AIM: In the copy, keep every record exact and leave out all images.

DATA ROWS:
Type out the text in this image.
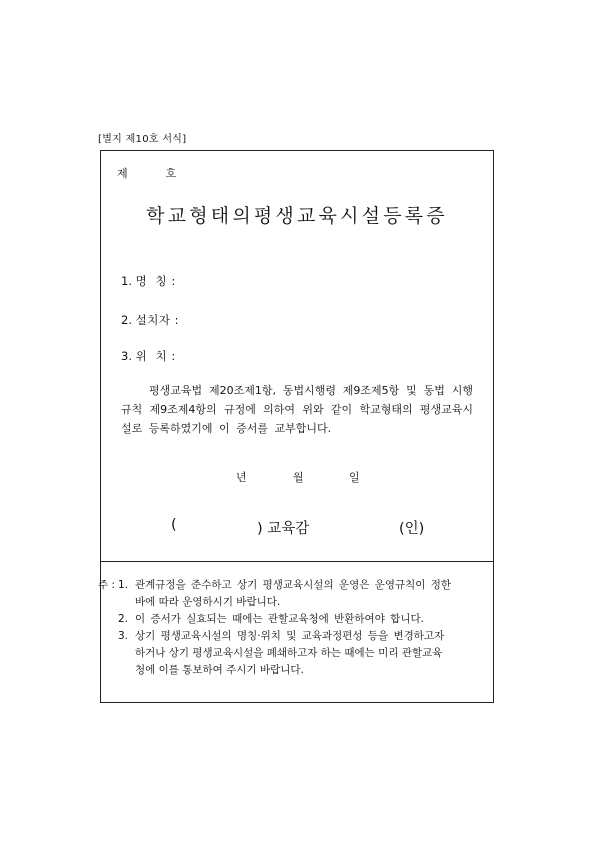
[별지 제10호 서식]
제	호
학교형태의평생교육시설등록증
1. 명  칭 :
2. 설치자 :
3. 위  치 :
평생교육법 제20조제1항, 동법시행령 제9조제5항 및 동법 시행규칙 제9조제4항의 규정에 의하여 위와 같이 학교형태의 평생교육시설로 등록하였기에 이 증서를 교부합니다.
년	월	일
(	) 교육감	(인)
주 : 1. 관계규정을 준수하고 상기 평생교육시설의 운영은 운영규칙이 정한
바에 따라 운영하시기 바랍니다.
2. 이 증서가 실효되는 때에는 관할교육청에 반환하여야 합니다.
3. 상기 평생교육시설의 명칭·위치 및 교육과정편성 등을 변경하고자
하거나 상기 평생교육시설을 폐쇄하고자 하는 때에는 미리 관할교육
청에 이를 통보하여 주시기 바랍니다.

THE REPLY:
Type out the text in this image.
[별지 제10호 서식]
제	호
학교형태의평생교육시설등록증
1. 명  칭 :
2. 설치자 :
3. 위  치 :
평생교육법 제20조제1항, 동법시행령 제9조제5항 및 동법 시행규칙 제9조제4항의 규정에 의하여 위와 같이 학교형태의 평생교육시설로 등록하였기에 이 증서를 교부합니다.
년	월	일
(	) 교육감	(인)
주 : 1. 관계규정을 준수하고 상기 평생교육시설의 운영은 운영규칙이 정한
바에 따라 운영하시기 바랍니다.
2. 이 증서가 실효되는 때에는 관할교육청에 반환하여야 합니다.
3. 상기 평생교육시설의 명칭·위치 및 교육과정편성 등을 변경하고자
하거나 상기 평생교육시설을 폐쇄하고자 하는 때에는 미리 관할교육
청에 이를 통보하여 주시기 바랍니다.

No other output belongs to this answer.